▶ [Exercise inputs]
-- BEGIN --

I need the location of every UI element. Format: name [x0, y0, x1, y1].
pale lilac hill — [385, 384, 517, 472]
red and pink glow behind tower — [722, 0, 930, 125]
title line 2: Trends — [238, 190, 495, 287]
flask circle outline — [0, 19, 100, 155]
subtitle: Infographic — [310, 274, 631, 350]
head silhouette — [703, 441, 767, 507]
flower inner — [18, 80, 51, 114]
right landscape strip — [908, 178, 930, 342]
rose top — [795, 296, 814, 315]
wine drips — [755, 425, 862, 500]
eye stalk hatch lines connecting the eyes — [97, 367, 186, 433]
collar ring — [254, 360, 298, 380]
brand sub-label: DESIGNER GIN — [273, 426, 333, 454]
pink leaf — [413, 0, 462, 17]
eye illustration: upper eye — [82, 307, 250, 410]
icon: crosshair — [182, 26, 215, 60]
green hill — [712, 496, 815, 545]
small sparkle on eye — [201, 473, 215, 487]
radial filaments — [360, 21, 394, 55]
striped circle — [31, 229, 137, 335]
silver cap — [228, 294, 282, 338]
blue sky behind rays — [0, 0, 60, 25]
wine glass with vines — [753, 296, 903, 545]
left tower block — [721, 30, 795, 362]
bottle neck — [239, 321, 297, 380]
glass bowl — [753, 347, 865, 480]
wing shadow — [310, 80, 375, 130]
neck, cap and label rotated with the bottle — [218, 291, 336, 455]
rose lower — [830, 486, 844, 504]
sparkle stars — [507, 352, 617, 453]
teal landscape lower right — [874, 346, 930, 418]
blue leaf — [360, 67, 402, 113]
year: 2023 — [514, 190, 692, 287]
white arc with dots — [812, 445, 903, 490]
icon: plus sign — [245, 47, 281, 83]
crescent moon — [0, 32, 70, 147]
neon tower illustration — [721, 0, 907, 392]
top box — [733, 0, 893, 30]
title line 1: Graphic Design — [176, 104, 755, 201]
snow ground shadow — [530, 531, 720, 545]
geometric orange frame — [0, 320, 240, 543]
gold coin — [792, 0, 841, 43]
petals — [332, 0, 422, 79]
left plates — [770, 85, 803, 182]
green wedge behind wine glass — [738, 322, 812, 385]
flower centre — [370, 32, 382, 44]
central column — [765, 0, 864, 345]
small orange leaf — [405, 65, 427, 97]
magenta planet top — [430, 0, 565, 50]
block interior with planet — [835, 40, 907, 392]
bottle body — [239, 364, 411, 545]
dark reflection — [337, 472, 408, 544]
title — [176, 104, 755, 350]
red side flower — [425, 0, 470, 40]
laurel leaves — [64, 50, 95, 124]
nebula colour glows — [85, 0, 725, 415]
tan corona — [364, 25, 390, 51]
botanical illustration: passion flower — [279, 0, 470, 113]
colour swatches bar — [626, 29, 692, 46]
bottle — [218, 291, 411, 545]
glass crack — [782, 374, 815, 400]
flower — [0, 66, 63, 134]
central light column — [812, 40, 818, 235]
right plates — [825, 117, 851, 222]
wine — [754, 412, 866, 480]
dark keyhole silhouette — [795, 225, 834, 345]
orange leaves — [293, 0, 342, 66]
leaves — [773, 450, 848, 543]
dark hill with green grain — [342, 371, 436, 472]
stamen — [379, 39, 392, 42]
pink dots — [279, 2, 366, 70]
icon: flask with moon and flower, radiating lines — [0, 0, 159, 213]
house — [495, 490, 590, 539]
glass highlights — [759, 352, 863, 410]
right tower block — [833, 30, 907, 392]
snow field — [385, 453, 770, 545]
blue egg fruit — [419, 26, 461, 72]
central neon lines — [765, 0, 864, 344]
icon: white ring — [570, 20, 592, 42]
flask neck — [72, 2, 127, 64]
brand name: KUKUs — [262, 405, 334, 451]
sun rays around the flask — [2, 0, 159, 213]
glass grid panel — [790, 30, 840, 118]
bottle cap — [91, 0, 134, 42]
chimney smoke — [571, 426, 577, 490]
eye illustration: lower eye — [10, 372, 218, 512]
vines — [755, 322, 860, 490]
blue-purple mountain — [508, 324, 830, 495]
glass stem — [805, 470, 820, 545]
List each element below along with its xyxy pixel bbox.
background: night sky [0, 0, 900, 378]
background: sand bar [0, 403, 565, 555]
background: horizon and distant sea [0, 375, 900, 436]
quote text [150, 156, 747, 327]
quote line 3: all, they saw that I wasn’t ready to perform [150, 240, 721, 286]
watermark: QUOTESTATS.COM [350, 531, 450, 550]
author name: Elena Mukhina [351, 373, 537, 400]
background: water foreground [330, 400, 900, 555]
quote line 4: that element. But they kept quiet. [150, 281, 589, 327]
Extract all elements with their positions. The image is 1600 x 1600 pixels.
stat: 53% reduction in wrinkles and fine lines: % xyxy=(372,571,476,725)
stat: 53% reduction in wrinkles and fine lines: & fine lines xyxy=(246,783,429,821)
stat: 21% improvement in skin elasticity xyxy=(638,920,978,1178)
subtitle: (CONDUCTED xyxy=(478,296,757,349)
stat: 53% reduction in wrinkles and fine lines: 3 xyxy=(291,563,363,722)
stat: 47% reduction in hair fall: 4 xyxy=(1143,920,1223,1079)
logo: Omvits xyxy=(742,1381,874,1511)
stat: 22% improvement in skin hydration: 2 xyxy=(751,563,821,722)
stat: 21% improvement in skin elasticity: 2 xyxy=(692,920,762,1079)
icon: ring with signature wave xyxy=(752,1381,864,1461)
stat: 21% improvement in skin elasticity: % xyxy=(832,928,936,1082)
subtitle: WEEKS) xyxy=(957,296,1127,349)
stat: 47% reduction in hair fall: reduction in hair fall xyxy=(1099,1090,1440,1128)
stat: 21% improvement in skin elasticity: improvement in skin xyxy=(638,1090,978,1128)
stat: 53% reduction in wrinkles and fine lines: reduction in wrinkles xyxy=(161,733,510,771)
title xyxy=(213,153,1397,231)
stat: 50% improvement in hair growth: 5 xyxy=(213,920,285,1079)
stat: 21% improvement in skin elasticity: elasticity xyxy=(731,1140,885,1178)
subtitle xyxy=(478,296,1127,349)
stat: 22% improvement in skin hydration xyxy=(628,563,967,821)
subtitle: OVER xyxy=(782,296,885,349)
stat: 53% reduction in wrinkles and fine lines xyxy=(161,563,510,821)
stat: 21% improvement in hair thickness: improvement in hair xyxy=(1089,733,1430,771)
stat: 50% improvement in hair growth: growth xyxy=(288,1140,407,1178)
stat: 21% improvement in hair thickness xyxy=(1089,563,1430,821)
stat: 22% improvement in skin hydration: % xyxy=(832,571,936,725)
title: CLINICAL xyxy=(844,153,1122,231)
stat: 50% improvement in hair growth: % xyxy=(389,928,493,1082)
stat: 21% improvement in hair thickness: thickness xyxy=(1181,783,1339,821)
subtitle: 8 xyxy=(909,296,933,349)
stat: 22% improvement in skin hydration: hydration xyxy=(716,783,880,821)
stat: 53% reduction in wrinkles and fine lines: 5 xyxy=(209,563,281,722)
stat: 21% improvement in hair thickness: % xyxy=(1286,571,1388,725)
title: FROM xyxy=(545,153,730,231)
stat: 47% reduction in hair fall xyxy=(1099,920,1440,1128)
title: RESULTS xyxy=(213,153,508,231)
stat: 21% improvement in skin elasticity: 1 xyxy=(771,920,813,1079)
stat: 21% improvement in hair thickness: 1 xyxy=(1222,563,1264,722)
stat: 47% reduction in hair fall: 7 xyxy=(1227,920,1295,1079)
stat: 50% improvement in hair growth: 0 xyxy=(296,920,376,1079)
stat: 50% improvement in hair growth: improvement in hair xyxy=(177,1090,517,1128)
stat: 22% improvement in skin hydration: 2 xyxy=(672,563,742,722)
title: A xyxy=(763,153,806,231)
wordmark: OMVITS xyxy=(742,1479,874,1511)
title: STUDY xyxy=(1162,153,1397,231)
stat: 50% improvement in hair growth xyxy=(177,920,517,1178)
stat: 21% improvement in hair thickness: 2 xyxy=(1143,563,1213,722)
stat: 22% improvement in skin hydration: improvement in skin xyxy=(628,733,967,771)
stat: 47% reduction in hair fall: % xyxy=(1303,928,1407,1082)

-- END --

▶ [Task]
Output everything from the start of the lines down to the line containing "wine drips — [755, 425, 862, 500]", both included, exactly as they appear.

▶ [Result for this exercise]
I need the location of every UI element. Format: name [x0, y0, x1, y1].
pale lilac hill — [385, 384, 517, 472]
red and pink glow behind tower — [722, 0, 930, 125]
title line 2: Trends — [238, 190, 495, 287]
flask circle outline — [0, 19, 100, 155]
subtitle: Infographic — [310, 274, 631, 350]
head silhouette — [703, 441, 767, 507]
flower inner — [18, 80, 51, 114]
right landscape strip — [908, 178, 930, 342]
rose top — [795, 296, 814, 315]
wine drips — [755, 425, 862, 500]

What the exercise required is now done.